→ **Objective**
Filter the entries and keep only the lines where the string "kovalens" appears.

BEGIN Material provided

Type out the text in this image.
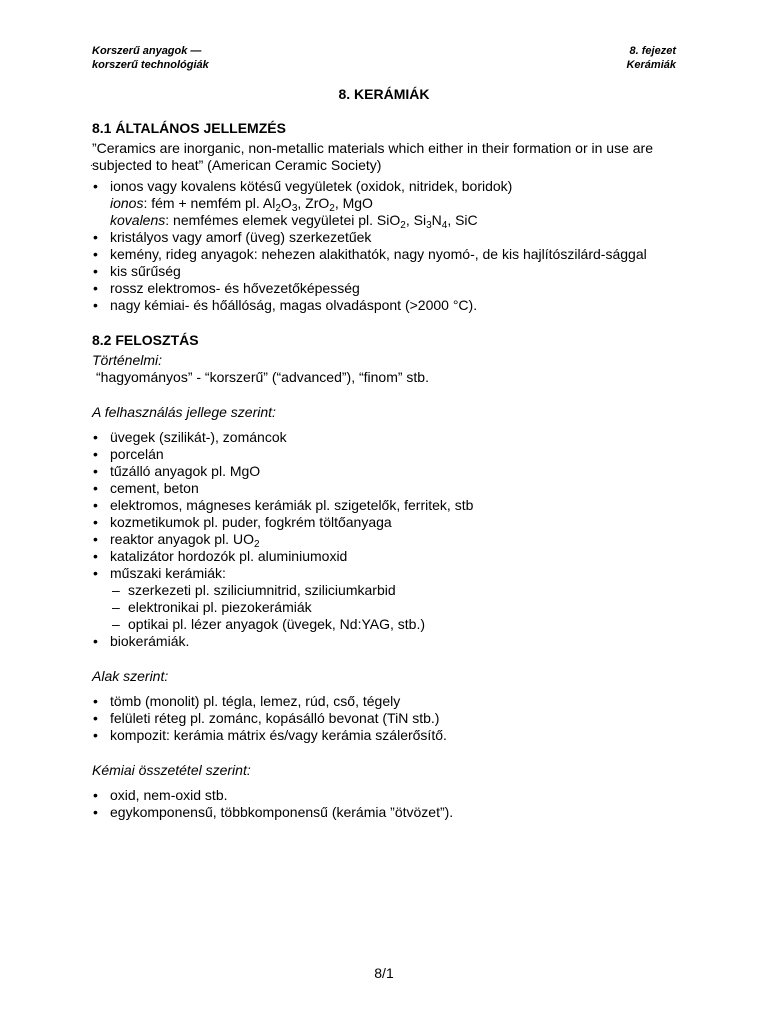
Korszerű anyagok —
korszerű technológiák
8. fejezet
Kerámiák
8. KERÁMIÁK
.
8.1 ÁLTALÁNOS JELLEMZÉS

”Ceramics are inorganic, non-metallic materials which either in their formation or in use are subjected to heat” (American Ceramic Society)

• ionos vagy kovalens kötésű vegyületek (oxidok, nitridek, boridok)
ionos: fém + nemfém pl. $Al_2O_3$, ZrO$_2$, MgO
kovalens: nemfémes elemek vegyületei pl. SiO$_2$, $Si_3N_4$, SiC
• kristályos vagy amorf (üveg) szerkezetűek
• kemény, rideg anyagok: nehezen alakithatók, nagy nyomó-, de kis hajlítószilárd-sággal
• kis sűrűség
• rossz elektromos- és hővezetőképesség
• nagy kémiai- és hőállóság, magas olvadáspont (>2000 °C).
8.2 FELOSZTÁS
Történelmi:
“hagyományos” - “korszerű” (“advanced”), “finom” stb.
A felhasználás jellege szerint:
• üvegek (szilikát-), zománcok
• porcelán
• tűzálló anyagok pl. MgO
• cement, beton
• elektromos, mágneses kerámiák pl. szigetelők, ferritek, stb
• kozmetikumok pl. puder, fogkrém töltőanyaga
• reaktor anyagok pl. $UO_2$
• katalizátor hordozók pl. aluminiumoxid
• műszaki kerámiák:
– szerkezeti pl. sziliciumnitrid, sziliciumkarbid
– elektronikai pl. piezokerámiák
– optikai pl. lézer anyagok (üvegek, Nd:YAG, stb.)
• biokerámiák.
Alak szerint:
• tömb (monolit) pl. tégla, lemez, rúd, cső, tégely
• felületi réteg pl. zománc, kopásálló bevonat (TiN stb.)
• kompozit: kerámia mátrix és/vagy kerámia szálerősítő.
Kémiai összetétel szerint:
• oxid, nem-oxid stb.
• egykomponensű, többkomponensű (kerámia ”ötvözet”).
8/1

END Material provided
BEGIN Material provided

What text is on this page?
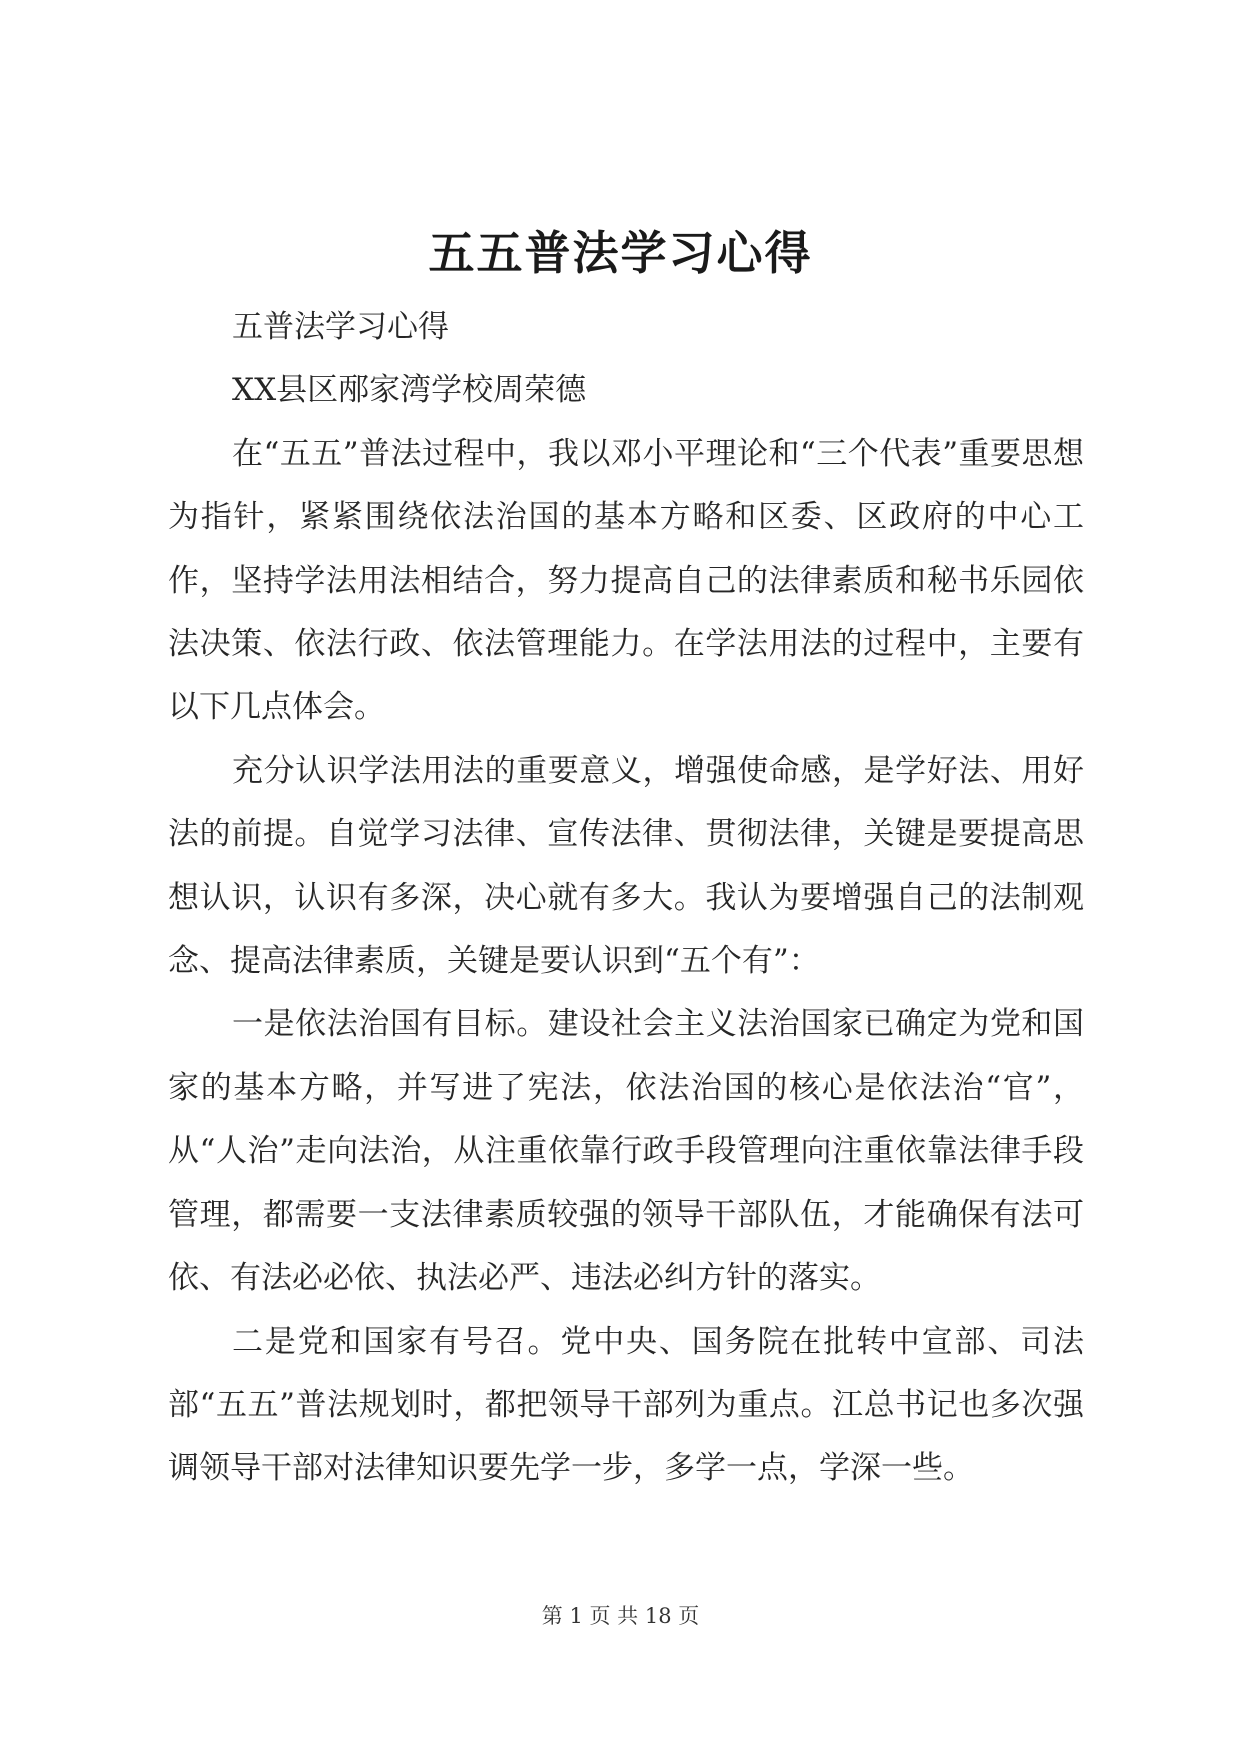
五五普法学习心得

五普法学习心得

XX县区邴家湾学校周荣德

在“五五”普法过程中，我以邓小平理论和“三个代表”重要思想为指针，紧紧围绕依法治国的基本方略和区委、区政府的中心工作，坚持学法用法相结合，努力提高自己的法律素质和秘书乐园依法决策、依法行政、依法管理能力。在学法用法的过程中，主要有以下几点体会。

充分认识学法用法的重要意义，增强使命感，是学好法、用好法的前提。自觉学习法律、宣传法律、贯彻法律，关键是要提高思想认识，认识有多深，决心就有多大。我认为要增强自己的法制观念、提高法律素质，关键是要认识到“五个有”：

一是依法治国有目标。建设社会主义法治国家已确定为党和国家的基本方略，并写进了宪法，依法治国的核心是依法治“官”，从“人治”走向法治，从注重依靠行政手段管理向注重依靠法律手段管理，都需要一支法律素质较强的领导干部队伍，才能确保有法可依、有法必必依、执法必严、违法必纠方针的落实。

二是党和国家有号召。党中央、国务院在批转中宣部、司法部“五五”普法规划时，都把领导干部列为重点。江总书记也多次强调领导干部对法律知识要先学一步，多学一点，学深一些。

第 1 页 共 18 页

END Material provided

→ **Solution**
• ionos vagy kovalens kötésű vegyületek (oxidok, nitridek, boridok)
kovalens: nemfémes elemek vegyületei pl. SiO$_2$, $Si_3N_4$, SiC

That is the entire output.